__Records supplied__:
★ ★ ★ ★ ★

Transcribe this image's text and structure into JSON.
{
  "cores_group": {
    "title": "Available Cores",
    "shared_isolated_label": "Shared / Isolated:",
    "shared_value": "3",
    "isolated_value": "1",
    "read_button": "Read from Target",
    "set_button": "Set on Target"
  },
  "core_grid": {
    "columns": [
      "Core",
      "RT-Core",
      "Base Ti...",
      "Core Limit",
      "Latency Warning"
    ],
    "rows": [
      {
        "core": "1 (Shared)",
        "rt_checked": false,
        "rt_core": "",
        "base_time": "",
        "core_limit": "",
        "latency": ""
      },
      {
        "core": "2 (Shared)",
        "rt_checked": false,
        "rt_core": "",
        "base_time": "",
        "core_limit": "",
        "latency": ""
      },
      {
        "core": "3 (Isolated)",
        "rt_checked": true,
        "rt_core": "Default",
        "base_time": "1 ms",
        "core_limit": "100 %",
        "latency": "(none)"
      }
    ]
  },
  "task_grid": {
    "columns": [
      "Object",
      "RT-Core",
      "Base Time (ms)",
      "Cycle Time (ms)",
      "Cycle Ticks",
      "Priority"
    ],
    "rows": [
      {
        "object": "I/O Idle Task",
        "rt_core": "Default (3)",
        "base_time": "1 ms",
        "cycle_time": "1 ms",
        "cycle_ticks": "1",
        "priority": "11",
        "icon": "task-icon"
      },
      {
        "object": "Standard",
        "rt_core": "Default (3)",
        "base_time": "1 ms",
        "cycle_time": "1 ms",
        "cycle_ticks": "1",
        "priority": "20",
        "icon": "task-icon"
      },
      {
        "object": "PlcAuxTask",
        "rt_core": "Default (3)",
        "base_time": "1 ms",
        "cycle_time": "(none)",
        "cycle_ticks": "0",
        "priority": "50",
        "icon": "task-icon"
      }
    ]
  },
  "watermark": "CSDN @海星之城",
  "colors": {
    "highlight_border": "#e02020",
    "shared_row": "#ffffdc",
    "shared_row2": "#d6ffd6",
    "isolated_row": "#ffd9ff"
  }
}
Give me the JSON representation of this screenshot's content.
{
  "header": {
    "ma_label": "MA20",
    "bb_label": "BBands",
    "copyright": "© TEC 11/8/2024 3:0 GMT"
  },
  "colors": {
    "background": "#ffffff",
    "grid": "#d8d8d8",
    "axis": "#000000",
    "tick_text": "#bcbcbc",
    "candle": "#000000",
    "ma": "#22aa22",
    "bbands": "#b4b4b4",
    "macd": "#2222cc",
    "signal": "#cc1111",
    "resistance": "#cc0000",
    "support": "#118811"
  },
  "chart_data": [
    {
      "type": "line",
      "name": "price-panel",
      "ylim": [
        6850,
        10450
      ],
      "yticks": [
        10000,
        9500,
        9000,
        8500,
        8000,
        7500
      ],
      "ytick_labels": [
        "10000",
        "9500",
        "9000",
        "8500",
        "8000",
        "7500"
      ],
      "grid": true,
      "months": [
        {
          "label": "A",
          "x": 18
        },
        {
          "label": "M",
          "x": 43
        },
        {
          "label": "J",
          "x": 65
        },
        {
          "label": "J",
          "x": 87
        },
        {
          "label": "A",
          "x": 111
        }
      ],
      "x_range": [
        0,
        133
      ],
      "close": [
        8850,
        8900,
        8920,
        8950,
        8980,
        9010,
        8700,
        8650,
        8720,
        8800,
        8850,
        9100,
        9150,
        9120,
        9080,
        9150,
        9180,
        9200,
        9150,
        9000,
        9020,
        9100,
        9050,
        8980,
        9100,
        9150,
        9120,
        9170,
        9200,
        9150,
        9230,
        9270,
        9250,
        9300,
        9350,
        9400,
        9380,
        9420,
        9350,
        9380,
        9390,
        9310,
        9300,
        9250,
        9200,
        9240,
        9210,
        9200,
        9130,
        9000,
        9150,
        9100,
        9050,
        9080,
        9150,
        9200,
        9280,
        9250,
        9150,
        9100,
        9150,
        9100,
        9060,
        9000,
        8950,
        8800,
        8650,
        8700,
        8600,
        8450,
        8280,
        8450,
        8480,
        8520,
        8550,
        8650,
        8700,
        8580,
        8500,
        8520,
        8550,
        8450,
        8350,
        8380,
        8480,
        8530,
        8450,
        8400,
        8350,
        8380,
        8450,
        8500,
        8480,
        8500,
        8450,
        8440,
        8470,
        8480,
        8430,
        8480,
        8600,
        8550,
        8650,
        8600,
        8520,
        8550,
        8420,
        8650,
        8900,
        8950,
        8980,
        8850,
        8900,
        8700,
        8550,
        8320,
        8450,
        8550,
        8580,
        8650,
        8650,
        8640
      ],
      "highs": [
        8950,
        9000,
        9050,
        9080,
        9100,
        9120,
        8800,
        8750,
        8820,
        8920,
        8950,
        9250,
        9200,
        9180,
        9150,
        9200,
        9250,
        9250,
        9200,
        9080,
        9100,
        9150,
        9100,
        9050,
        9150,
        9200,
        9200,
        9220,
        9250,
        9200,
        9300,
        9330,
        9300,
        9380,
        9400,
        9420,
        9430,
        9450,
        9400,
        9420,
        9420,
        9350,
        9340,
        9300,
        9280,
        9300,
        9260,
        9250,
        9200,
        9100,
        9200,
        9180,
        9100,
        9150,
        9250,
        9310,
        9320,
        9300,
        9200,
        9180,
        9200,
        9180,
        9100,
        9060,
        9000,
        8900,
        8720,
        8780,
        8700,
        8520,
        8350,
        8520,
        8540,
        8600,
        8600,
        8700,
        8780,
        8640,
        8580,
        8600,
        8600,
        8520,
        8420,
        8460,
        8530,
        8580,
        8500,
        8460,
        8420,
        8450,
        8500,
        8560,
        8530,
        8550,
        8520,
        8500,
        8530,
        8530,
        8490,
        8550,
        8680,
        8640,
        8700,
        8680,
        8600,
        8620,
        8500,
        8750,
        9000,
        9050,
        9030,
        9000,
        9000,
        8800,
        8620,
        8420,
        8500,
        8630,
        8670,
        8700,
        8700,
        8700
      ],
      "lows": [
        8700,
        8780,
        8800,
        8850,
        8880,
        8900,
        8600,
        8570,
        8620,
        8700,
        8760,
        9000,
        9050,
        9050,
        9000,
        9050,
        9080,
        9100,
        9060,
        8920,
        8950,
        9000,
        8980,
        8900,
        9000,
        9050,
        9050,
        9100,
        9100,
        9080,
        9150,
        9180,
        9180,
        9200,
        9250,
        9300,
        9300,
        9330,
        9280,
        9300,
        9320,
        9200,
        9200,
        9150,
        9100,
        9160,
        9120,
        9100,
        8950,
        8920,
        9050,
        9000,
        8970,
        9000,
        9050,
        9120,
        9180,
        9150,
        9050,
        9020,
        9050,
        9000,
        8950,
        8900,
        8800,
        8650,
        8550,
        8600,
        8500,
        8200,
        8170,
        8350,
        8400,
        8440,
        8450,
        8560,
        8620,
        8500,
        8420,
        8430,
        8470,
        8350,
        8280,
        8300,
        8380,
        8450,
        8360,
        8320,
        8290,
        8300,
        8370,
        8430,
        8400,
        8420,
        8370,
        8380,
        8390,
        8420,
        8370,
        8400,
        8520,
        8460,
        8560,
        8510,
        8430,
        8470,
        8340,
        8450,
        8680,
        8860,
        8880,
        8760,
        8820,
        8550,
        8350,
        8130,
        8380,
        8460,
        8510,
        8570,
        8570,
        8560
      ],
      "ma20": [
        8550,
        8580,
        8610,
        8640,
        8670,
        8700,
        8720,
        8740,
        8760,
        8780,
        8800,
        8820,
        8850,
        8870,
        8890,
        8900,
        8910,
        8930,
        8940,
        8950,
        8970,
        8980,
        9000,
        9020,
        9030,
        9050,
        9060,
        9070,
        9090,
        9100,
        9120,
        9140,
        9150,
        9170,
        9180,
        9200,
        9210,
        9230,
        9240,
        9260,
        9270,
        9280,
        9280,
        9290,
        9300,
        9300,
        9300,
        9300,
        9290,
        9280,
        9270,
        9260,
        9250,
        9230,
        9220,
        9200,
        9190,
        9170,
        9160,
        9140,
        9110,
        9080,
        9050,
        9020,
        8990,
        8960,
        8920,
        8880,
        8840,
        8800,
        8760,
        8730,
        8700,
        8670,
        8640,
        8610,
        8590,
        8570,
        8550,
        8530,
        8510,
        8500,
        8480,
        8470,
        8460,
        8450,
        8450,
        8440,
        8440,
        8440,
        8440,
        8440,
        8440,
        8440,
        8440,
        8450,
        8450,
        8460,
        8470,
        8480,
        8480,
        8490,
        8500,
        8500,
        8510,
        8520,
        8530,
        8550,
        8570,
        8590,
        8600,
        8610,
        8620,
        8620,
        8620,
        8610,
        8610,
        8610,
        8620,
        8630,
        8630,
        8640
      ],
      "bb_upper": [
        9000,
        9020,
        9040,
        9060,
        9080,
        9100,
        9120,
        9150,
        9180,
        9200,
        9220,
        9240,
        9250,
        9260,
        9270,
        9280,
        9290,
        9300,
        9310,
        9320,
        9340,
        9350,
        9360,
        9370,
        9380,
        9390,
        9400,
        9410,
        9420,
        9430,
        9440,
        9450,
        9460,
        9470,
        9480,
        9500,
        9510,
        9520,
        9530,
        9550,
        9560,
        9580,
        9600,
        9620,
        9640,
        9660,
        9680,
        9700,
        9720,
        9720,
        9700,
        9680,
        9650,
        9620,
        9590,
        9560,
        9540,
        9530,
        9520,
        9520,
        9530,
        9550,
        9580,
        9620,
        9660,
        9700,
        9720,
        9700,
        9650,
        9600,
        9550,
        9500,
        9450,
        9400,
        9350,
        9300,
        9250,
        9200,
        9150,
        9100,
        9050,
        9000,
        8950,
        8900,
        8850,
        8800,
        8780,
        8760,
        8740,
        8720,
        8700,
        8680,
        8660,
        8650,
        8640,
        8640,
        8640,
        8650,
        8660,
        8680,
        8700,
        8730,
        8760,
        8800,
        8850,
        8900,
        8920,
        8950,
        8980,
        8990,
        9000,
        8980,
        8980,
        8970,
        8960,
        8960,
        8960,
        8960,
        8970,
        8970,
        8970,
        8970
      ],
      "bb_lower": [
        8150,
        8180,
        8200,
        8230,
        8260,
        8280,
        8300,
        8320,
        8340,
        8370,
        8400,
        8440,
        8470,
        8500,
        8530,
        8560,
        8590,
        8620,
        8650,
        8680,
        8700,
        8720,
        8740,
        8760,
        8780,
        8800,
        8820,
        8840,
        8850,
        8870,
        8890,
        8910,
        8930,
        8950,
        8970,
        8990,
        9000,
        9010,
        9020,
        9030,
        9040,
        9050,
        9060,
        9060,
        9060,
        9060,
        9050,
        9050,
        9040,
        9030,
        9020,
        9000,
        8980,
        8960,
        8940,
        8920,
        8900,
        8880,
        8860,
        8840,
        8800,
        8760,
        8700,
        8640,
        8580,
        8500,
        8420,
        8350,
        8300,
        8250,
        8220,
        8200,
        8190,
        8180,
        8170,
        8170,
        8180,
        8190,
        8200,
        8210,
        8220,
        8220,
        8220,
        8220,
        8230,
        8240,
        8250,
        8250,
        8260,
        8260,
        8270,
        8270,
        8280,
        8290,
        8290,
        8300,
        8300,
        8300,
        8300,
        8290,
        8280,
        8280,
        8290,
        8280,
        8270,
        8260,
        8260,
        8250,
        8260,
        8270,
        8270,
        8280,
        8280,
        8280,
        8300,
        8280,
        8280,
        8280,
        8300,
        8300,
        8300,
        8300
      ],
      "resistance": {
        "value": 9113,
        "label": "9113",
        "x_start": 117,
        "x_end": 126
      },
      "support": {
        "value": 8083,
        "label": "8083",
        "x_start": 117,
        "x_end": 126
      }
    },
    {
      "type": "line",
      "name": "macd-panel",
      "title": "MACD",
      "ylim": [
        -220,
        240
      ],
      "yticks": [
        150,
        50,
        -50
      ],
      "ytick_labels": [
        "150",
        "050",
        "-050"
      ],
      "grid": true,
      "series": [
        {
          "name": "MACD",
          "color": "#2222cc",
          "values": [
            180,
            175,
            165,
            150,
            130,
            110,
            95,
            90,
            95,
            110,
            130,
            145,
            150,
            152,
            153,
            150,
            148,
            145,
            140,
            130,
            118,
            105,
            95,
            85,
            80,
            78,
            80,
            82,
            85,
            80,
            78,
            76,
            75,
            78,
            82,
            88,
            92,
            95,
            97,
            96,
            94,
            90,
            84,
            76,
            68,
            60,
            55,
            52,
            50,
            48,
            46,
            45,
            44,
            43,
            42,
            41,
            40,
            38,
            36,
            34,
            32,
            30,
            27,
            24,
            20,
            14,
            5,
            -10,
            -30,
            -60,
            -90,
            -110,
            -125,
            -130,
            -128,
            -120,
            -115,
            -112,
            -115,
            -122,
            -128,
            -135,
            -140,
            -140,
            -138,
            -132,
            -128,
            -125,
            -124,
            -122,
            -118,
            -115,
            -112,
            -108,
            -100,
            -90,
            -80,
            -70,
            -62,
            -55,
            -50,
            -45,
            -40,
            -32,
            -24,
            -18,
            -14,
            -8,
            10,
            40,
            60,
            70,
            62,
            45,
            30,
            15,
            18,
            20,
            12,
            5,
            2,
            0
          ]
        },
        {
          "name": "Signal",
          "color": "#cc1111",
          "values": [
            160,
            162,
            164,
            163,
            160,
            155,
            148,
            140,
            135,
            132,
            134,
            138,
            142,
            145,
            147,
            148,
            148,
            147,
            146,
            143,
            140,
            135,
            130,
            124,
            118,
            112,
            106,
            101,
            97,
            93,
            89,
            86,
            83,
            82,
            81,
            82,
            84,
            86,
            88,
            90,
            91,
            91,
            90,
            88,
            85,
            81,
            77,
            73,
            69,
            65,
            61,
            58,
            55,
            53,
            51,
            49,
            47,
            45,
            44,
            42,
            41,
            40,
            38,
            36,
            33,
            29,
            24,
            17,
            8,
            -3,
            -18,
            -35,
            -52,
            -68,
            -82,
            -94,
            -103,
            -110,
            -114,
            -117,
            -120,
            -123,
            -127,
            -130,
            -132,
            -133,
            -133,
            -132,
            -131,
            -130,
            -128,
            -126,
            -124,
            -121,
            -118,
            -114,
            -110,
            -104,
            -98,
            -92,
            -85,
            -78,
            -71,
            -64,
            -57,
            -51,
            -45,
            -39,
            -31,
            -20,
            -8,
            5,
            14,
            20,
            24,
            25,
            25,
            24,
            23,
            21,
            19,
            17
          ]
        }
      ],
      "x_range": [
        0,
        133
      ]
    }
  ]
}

★ ★ ★ ★ ★

__Problem to work on__: Look through the data and show every line containing "JSON".

__Answer to the exercise__:
Transcribe this image's text and structure into JSON.
Give me the JSON representation of this screenshot's content.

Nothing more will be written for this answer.